Initial start to write-up

Charts etc still to add
2017-08-01 11:19:21 +01:00 · 2017-08-01 11:19:21 +01:00 · 968161a36d
commit 968161a36d
parent a49d3bbfec
1 changed files with 29 additions and 0 deletions
--- a/docs/ANTI_ENTROPY.md
+++ b/docs/ANTI_ENTROPY.md
@ -279,3 +279,32 @@ Some notes on re-using this alternative anti-entropy mechanism within Riak:
 * The initial intention is to implement the hashtree query functions based around the coverage_fsm behaviour, but with the option to stipulate externally the offset.  So to test for differences between clusters, the user could concurrently query the two clusters for the same offset (or a random offset), whereas to find entropy within a cluster two concurrently run queries could be compared for different offsets.  

 * A surprising feature of read repair is that it will read repair to fallback nodes, not just primary nodes.  This means that in read-intensive workloads, write activity may dramatically increase during node failure (as a large proportion of reads will become write events) - increasing the chance of servers falling domino style.  However, in some circumstances the extra duplication can also [increase the chance of data loss](https://github.com/russelldb/russelldb.github.io/blob/master/3.2.kv679-solution.md)!  This also increases greatly the volume of unnecessary data to be handed-off when the primary returns.  Without active anti-entropy, and in the absence of other safety checks like `notfound_ok` being set to false, or `pr` being set to at least 1 - there will be scenarios where this feature may be helpful.  As part of improving active anti-entropy, it may be wise to re-visit the tuning of anti-entropy features that existed prior to AAE, in particular should it be possible to configure read-repair to act on primary nodes only.

_Items_

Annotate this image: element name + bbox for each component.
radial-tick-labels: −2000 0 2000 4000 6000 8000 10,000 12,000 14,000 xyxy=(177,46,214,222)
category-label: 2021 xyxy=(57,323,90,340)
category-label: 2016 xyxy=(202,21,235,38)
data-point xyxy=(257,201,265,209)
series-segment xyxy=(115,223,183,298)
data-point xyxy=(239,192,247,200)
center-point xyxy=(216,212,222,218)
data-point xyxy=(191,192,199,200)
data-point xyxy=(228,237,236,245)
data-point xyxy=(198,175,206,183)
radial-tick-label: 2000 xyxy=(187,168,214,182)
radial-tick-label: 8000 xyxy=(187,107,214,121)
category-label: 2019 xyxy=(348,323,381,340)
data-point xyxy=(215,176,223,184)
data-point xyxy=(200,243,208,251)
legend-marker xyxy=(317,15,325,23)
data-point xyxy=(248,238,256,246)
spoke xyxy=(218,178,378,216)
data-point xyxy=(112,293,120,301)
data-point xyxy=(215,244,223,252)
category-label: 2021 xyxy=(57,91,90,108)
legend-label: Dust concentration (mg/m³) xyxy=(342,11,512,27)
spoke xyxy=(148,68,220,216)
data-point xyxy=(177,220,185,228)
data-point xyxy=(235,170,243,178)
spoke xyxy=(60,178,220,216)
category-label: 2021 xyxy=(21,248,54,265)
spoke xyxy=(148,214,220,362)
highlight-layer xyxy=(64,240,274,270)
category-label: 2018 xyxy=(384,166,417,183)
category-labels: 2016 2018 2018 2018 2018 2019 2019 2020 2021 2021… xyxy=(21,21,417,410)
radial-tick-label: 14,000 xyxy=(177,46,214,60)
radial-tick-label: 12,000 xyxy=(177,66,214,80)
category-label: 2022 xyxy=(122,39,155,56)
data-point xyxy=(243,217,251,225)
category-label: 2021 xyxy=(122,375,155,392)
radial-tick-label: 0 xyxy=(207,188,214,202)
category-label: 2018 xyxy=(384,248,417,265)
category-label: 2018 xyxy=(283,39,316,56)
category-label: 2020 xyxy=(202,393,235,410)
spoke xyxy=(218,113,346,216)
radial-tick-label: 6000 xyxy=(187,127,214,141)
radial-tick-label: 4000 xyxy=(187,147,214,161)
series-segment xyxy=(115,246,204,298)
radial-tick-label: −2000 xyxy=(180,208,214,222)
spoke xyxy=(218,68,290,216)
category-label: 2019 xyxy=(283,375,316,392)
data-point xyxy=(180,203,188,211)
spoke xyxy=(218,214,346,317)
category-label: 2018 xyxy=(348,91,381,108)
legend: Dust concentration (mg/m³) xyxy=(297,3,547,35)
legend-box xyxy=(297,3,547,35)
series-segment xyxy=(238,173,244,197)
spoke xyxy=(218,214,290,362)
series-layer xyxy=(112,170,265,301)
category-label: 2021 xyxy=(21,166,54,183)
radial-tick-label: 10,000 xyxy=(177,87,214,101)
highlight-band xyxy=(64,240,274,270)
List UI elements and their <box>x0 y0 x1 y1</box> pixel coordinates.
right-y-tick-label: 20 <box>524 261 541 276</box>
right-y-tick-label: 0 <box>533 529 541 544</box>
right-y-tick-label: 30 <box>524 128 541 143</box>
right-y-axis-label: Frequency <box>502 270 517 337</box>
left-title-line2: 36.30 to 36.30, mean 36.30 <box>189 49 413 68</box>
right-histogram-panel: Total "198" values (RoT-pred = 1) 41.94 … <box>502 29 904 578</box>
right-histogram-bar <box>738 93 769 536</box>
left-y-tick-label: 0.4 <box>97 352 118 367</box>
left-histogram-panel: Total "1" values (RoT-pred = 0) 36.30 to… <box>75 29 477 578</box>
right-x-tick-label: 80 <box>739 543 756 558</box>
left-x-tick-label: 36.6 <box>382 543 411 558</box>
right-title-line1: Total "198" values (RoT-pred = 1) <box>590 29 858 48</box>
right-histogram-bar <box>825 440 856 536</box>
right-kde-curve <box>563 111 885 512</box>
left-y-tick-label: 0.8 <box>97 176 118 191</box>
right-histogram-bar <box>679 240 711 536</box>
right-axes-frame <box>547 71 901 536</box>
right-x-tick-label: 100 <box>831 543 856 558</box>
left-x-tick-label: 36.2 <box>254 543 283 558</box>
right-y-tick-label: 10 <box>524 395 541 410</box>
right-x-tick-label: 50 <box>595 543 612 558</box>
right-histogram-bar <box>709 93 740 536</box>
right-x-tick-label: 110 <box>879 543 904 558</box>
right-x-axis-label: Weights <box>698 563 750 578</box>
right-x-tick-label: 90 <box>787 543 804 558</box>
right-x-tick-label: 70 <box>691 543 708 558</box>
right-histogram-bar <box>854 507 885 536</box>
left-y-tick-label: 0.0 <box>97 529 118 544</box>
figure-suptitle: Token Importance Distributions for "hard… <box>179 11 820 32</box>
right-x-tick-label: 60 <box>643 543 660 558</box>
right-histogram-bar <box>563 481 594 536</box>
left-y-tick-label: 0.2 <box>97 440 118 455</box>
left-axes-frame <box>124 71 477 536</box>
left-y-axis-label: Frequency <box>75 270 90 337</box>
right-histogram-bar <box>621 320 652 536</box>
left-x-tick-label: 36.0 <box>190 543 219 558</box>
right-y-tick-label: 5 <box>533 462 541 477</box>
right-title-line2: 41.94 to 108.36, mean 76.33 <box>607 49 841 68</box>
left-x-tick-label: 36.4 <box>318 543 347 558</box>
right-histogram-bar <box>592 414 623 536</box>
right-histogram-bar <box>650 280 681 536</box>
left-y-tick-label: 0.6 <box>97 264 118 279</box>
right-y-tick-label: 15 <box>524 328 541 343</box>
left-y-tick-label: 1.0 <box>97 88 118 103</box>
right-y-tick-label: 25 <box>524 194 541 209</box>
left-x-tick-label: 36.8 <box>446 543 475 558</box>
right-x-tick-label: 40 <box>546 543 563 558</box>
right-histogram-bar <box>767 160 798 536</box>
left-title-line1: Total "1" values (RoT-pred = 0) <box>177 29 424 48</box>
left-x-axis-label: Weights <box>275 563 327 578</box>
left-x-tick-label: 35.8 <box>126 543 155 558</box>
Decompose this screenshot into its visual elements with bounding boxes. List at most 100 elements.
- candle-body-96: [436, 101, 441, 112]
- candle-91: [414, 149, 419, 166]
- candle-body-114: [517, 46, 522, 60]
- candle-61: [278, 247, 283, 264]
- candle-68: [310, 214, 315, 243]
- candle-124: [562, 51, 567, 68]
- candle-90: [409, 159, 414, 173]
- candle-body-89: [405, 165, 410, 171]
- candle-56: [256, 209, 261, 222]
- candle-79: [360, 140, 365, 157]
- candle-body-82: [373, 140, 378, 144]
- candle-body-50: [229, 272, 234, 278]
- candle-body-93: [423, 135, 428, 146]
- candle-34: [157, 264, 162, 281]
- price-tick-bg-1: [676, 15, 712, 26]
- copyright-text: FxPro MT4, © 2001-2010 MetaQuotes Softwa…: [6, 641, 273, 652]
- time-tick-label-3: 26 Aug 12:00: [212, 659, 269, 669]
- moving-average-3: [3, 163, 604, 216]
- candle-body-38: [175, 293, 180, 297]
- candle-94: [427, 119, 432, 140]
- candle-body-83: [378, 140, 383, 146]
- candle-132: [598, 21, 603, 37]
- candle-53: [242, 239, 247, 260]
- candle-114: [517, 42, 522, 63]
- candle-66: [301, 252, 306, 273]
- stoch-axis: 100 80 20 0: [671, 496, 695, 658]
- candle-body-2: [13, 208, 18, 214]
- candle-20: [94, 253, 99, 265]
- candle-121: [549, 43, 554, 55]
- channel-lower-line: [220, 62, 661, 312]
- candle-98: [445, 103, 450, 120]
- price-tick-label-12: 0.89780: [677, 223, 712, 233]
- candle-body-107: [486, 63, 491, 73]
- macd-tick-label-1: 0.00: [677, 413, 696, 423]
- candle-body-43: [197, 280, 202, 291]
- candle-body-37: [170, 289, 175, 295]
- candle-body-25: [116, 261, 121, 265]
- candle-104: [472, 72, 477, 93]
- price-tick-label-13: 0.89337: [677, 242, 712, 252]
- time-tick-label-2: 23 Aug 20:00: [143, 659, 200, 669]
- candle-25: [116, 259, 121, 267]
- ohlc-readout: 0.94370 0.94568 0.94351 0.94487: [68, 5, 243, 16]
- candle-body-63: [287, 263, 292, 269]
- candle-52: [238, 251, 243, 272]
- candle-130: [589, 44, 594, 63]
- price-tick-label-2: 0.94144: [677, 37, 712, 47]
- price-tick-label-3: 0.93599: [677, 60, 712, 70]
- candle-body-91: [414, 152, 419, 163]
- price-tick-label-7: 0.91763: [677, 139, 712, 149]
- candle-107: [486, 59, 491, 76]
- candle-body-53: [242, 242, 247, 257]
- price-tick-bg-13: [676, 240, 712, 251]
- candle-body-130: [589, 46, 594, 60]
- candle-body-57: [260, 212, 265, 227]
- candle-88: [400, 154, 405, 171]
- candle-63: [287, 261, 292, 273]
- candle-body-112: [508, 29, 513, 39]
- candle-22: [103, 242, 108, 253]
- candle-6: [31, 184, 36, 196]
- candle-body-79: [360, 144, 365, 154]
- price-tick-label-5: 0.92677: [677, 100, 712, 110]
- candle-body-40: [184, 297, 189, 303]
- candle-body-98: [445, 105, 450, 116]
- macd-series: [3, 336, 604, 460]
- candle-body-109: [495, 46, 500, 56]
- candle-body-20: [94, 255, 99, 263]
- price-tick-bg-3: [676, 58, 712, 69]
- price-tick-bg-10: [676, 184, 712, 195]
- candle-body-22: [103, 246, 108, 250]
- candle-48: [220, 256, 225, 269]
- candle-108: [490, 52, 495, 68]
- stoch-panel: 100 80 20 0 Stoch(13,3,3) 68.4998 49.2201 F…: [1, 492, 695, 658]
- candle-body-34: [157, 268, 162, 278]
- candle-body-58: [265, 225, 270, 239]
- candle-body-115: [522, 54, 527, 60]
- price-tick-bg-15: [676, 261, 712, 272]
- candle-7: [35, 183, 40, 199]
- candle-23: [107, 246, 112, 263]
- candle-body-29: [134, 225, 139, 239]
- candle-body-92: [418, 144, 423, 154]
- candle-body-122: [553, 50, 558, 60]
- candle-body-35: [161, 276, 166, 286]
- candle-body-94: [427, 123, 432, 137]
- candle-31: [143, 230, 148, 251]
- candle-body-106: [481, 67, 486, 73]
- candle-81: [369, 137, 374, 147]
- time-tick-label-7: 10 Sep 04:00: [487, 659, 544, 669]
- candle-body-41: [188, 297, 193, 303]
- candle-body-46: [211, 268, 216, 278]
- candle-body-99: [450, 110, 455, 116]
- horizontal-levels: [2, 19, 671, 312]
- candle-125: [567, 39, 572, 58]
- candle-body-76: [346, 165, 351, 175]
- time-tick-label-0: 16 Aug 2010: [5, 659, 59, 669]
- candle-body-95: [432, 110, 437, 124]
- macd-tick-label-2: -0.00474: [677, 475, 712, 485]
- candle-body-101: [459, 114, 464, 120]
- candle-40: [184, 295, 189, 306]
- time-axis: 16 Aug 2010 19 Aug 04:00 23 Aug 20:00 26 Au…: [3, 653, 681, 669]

_Short problem A_
Duplicate the part of the anti-entropy notes between "Charts etc still" and "for different offsets.", inclusive.
_Short problem B_
Condense the paragraph of the anti-entropy notes that begins "A surprising feature of read repair" into a bulleted list that keeps its main facts.
The listing has no connection to the anti-entropy notes.

_Task result A_
Charts etc still to add
2017-08-01 11:19:21 +01:00 · 2017-08-01 11:19:21 +01:00 · 968161a36d
commit 968161a36d
parent a49d3bbfec
1 changed files with 29 additions and 0 deletions
--- a/docs/ANTI_ENTROPY.md
+++ b/docs/ANTI_ENTROPY.md
@ -279,3 +279,32 @@ Some notes on re-using this alternative anti-entropy mechanism within Riak:
 * The initial intention is to implement the hashtree query functions based around the coverage_fsm behaviour, but with the option to stipulate externally the offset.  So to test for differences between clusters, the user could concurrently query the two clusters for the same offset (or a random offset), whereas to find entropy within a cluster two concurrently run queries could be compared for different offsets.

_Task result B_
- Read repair writes to fallback nodes as well as primary nodes.
- In read-intensive workloads, this can sharply increase write activity during node failure because a large share of reads become writes. That raises the chance of servers failing domino style.
- In some circumstances the extra duplication can also increase the chance of data loss.
- It greatly increases the volume of unnecessary data handed off when the primary returns.
- Without active anti-entropy, and without other safety checks such as `notfound_ok` set to false or `pr` set to at least 1, there will be scenarios where this feature may be helpful.
- As part of improving active anti-entropy, it may be wise to revisit the tuning of anti-entropy features that existed before AAE. In particular, read repair could be made configurable to act on primary nodes only.